- Instruction
Each line below that contains "Zustimmung" counts once; report the total and nothing more.

======

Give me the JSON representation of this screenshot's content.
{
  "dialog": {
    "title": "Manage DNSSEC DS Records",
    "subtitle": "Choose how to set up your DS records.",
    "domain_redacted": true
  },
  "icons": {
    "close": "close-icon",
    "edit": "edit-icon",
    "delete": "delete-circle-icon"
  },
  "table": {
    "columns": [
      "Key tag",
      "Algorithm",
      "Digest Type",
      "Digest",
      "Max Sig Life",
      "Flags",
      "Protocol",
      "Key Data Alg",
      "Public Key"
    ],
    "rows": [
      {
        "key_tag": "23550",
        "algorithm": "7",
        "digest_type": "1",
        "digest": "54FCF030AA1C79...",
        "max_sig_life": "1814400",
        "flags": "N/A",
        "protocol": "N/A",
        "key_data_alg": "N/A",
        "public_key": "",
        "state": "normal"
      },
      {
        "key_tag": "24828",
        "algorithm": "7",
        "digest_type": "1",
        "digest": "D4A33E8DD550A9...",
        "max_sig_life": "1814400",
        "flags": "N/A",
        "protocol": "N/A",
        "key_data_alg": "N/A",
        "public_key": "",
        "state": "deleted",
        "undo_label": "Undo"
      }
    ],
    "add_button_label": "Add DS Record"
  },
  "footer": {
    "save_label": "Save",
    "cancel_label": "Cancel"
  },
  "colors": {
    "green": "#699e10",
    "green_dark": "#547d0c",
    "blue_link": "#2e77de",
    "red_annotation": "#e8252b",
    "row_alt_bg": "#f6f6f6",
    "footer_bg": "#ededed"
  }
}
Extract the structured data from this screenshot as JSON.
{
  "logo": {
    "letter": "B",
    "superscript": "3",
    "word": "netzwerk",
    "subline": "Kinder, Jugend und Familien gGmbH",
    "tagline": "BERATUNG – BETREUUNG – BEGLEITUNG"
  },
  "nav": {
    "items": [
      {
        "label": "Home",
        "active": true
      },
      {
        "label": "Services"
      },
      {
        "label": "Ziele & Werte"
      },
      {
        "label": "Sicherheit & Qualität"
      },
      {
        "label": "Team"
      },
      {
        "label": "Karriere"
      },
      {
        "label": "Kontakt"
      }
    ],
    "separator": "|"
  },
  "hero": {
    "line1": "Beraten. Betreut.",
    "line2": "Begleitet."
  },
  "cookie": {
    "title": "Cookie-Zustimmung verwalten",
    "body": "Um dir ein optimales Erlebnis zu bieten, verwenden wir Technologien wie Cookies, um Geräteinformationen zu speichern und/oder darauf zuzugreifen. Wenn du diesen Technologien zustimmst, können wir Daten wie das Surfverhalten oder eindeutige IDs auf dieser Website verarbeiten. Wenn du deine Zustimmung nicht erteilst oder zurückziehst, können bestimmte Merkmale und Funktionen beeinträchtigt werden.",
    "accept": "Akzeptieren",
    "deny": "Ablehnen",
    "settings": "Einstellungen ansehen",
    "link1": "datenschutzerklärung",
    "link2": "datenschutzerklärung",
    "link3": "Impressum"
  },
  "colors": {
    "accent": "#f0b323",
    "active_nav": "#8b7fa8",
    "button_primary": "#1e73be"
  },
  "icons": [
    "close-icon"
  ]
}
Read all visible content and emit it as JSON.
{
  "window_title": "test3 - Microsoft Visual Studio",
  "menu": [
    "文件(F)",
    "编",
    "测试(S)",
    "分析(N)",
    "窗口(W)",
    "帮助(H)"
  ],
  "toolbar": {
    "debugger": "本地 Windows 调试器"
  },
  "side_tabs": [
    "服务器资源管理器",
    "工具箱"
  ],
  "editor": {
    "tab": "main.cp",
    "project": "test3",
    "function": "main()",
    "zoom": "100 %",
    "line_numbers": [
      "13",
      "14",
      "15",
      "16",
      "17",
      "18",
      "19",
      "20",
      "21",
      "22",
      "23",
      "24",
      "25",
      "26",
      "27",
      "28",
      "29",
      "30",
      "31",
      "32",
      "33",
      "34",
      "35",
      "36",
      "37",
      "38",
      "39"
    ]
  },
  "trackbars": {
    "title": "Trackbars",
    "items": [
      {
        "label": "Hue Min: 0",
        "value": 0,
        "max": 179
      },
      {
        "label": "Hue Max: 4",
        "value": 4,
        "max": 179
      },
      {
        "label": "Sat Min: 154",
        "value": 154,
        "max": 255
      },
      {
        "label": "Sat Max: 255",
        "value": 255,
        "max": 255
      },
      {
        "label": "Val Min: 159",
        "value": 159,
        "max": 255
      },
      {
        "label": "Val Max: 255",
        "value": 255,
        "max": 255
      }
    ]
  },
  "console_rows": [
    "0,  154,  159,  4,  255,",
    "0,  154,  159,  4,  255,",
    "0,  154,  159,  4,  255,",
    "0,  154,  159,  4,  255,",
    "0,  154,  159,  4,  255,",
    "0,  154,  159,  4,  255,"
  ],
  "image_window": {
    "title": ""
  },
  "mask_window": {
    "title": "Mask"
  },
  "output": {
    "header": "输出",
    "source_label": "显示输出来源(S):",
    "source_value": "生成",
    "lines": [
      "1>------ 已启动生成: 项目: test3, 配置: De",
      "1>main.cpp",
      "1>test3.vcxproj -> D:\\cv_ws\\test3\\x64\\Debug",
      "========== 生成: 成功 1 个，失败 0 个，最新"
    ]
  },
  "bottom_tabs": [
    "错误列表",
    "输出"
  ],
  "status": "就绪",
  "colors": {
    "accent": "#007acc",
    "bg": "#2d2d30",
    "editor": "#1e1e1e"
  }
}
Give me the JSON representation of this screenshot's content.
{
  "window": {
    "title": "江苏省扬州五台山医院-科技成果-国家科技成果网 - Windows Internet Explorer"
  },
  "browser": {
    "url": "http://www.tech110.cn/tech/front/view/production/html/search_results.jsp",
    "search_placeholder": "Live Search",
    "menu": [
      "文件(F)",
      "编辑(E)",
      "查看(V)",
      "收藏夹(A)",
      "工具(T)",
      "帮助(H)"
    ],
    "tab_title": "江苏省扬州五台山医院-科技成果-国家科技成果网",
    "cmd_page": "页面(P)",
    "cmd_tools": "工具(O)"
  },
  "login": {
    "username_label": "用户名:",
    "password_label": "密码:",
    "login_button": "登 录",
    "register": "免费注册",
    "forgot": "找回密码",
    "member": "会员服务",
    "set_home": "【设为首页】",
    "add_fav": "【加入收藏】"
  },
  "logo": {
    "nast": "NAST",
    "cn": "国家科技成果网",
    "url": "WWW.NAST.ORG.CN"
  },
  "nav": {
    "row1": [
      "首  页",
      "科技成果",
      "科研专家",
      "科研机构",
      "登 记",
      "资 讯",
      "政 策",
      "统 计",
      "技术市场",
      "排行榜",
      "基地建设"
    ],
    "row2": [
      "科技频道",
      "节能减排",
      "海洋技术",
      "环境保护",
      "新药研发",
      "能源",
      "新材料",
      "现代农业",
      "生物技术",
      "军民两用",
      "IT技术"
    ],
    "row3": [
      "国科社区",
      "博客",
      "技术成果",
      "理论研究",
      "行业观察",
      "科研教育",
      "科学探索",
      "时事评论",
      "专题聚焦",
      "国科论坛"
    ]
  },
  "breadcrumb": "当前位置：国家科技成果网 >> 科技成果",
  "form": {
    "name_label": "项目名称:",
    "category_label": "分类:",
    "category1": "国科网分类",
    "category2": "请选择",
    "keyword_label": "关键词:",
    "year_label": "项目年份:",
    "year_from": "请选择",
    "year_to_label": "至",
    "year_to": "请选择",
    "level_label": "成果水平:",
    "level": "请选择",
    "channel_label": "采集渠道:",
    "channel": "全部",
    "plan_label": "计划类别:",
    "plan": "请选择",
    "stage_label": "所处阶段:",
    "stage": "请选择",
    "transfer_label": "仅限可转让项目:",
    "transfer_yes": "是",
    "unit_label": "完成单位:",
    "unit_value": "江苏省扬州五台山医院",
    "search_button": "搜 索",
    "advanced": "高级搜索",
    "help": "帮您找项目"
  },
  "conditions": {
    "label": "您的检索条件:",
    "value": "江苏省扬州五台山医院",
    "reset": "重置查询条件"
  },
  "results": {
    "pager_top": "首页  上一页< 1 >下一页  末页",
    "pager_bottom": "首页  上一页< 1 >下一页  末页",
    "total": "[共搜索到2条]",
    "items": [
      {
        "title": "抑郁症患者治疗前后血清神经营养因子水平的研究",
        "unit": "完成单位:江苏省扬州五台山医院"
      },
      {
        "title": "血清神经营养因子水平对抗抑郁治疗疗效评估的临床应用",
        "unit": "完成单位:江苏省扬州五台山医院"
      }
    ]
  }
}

======

- Worked answer
2